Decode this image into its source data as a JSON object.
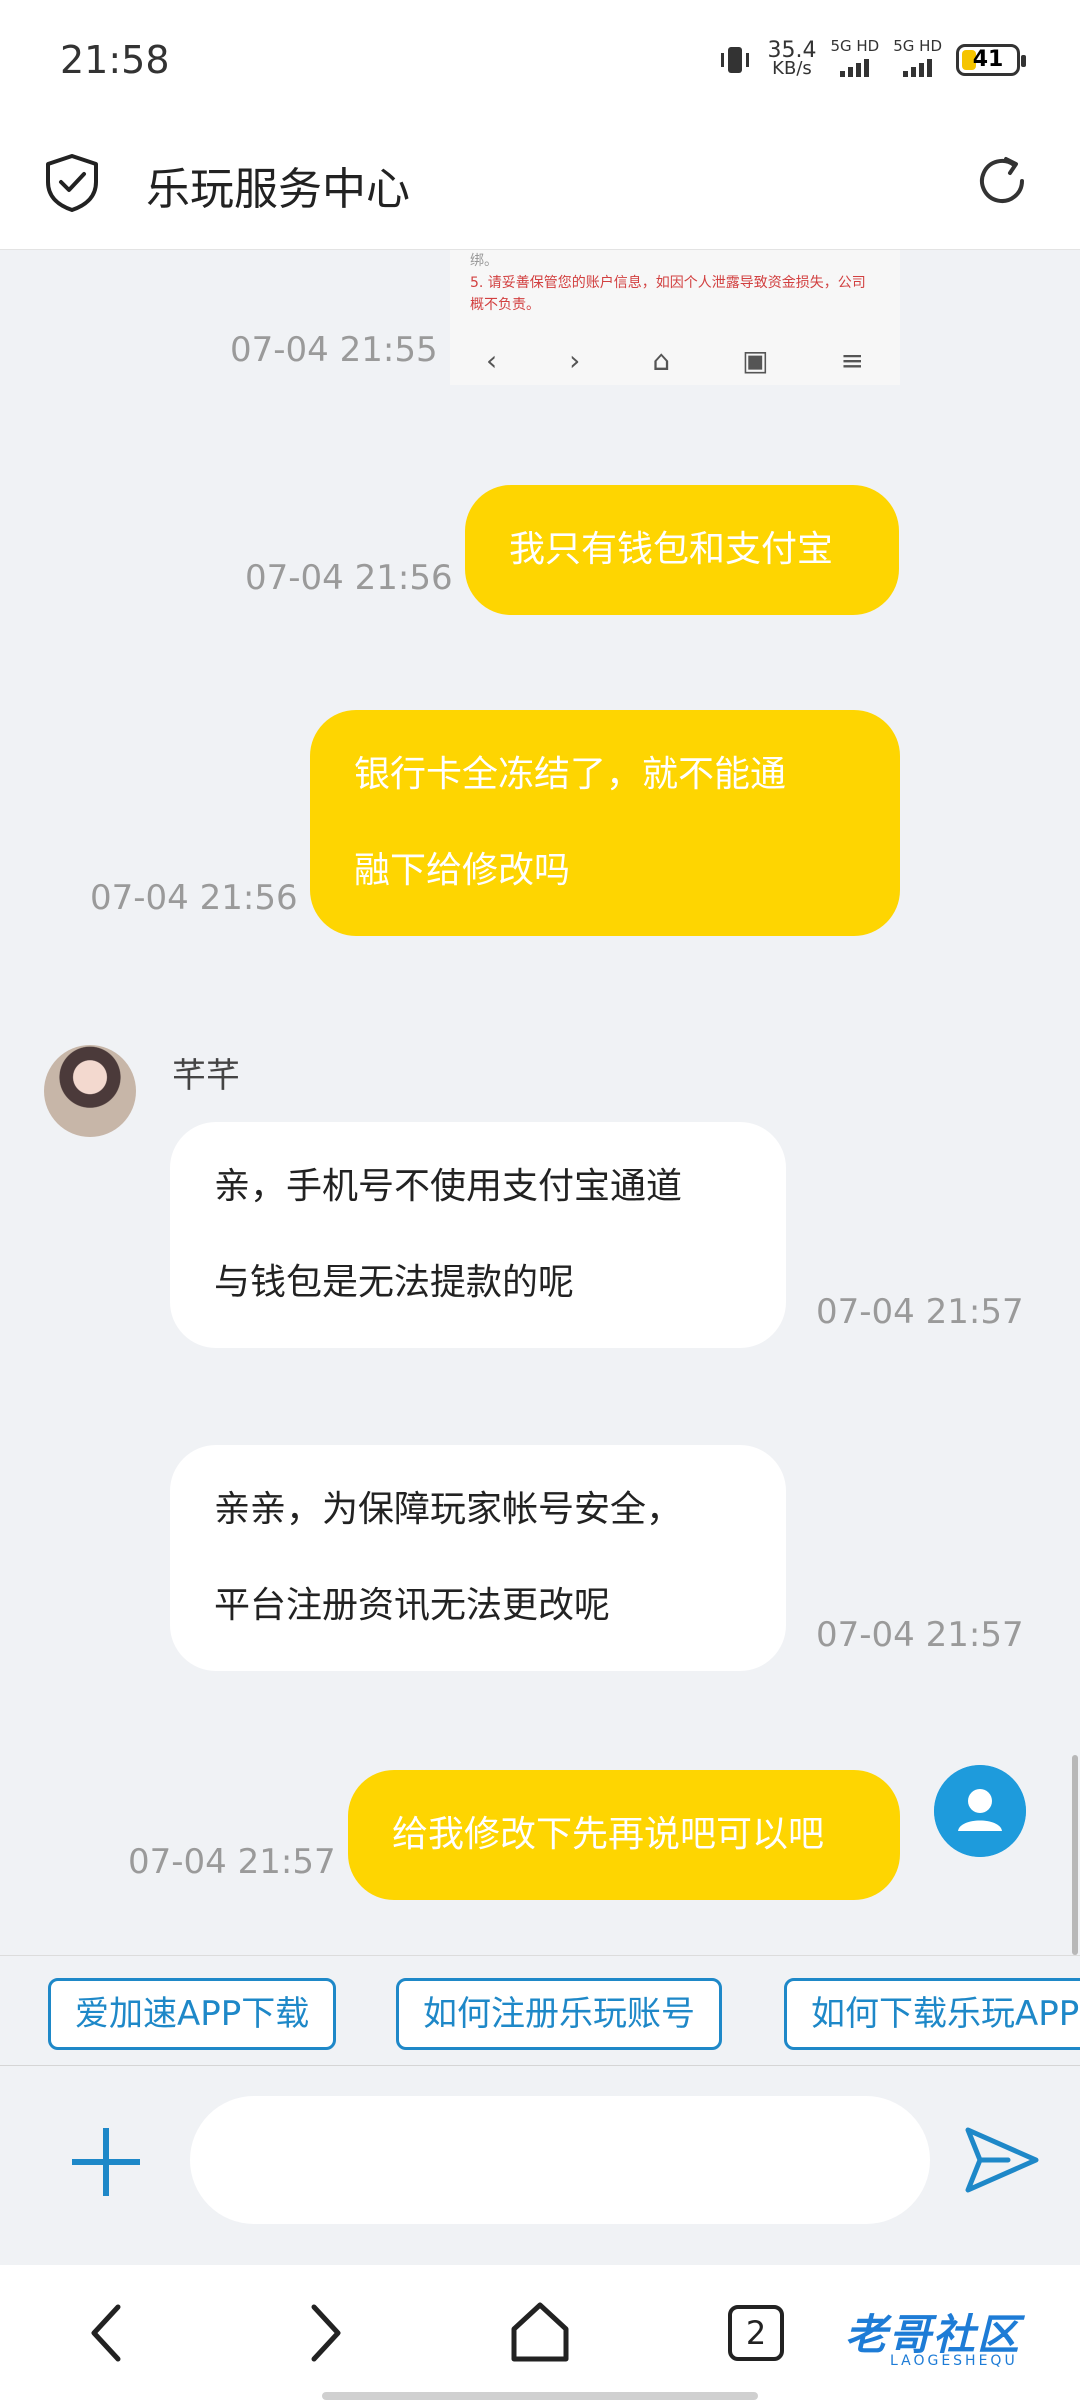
{
  "status_bar": {
    "time": "21:58",
    "speed_value": "35.4",
    "speed_unit": "KB/s",
    "network_1": "5G HD",
    "network_2": "5G HD",
    "battery": "41"
  },
  "header": {
    "title": "乐玩服务中心"
  },
  "thumbnail": {
    "line_top": "绑。",
    "line_1": "5. 请妥善保管您的账户信息，如因个人泄露导致资金损失，公司",
    "line_2": "概不负责。"
  },
  "messages": [
    {
      "from": "me",
      "time": "07-04 21:55",
      "text": ""
    },
    {
      "from": "me",
      "time": "07-04 21:56",
      "text": "我只有钱包和支付宝"
    },
    {
      "from": "me",
      "time": "07-04 21:56",
      "line1": "银行卡全冻结了，就不能通",
      "line2": "融下给修改吗"
    },
    {
      "from": "agent",
      "name": "芊芊",
      "time": "07-04 21:57",
      "line1": "亲，手机号不使用支付宝通道",
      "line2": "与钱包是无法提款的呢"
    },
    {
      "from": "agent",
      "time": "07-04 21:57",
      "line1": "亲亲，为保障玩家帐号安全，",
      "line2": "平台注册资讯无法更改呢"
    },
    {
      "from": "me",
      "time": "07-04 21:57",
      "text": "给我修改下先再说吧可以吧"
    }
  ],
  "quick_replies": [
    "爱加速APP下载",
    "如何注册乐玩账号",
    "如何下载乐玩APP"
  ],
  "input": {
    "placeholder": ""
  },
  "navbar": {
    "tabs_count": "2"
  },
  "watermark": {
    "text": "老哥社区",
    "sub": "LAOGESHEQU"
  },
  "colors": {
    "accent_blue": "#1e88c8",
    "my_bubble": "#fed501"
  }
}
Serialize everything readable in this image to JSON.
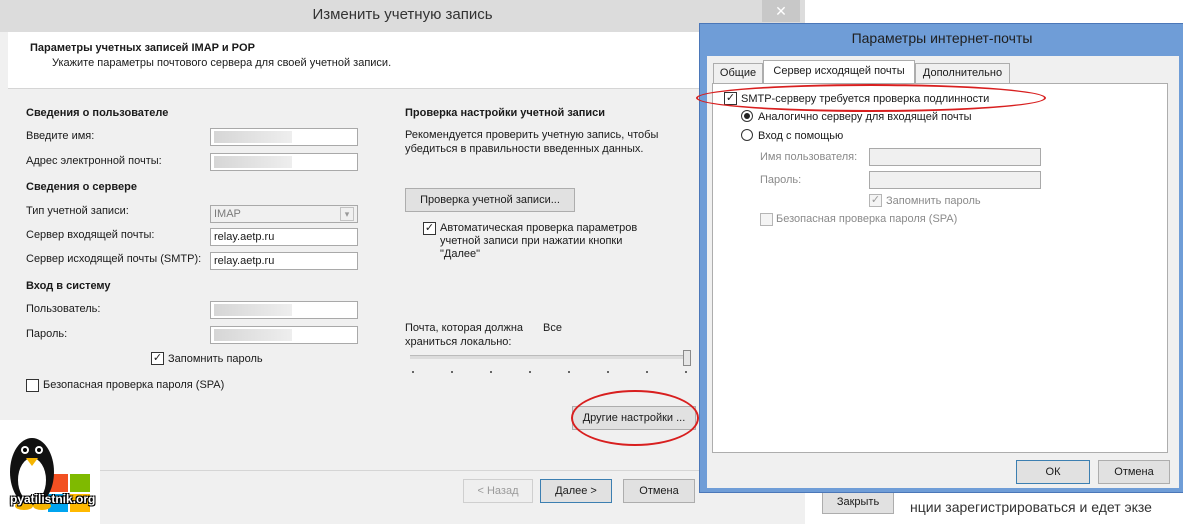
{
  "back_window": {
    "title": "Изменить учетную запись",
    "close": "✕",
    "header_title": "Параметры учетных записей IMAP и POP",
    "header_sub": "Укажите параметры почтового сервера для своей учетной записи.",
    "user_section": "Сведения о пользователе",
    "name_label": "Введите имя:",
    "email_label": "Адрес электронной почты:",
    "server_section": "Сведения о сервере",
    "account_type_label": "Тип учетной записи:",
    "account_type_value": "IMAP",
    "incoming_label": "Сервер входящей почты:",
    "incoming_value": "relay.aetp.ru",
    "outgoing_label": "Сервер исходящей почты (SMTP):",
    "outgoing_value": "relay.aetp.ru",
    "login_section": "Вход в систему",
    "user_label": "Пользователь:",
    "password_label": "Пароль:",
    "remember_label": "Запомнить пароль",
    "spa_label": "Безопасная проверка пароля (SPA)",
    "verify_section": "Проверка настройки учетной записи",
    "verify_text_1": "Рекомендуется проверить учетную запись, чтобы",
    "verify_text_2": "убедиться в правильности введенных данных.",
    "verify_button": "Проверка учетной записи...",
    "auto_check_1": "Автоматическая проверка параметров",
    "auto_check_2": "учетной записи при нажатии кнопки",
    "auto_check_3": "\"Далее\"",
    "mail_local_1": "Почта, которая должна",
    "mail_local_2": "храниться локально:",
    "mail_local_value": "Все",
    "other_settings": "Другие настройки ...",
    "back_button": "< Назад",
    "next_button": "Далее >",
    "cancel_button": "Отмена"
  },
  "front_window": {
    "title": "Параметры интернет-почты",
    "tabs": [
      "Общие",
      "Сервер исходящей почты",
      "Дополнительно"
    ],
    "smtp_auth": "SMTP-серверу требуется проверка подлинности",
    "same_as_incoming": "Аналогично серверу для входящей почты",
    "login_with": "Вход с помощью",
    "username_label": "Имя пользователя:",
    "password_label": "Пароль:",
    "remember_label": "Запомнить пароль",
    "spa_label": "Безопасная проверка пароля (SPA)",
    "ok_button": "ОК",
    "cancel_button": "Отмена"
  },
  "behind": {
    "close_button": "Закрыть",
    "text": "нции зарегистрироваться и едет экзе"
  },
  "logo_text": "pyatilistnik.org",
  "annotation_color": "#d81f1f",
  "icons": {
    "check": "✓",
    "dropdown": "chevron-down-icon"
  }
}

******

* _Directions_:
Above are some records. Count the lines among them with the word "серверу", and answer with the number only.

* _Full response_:
2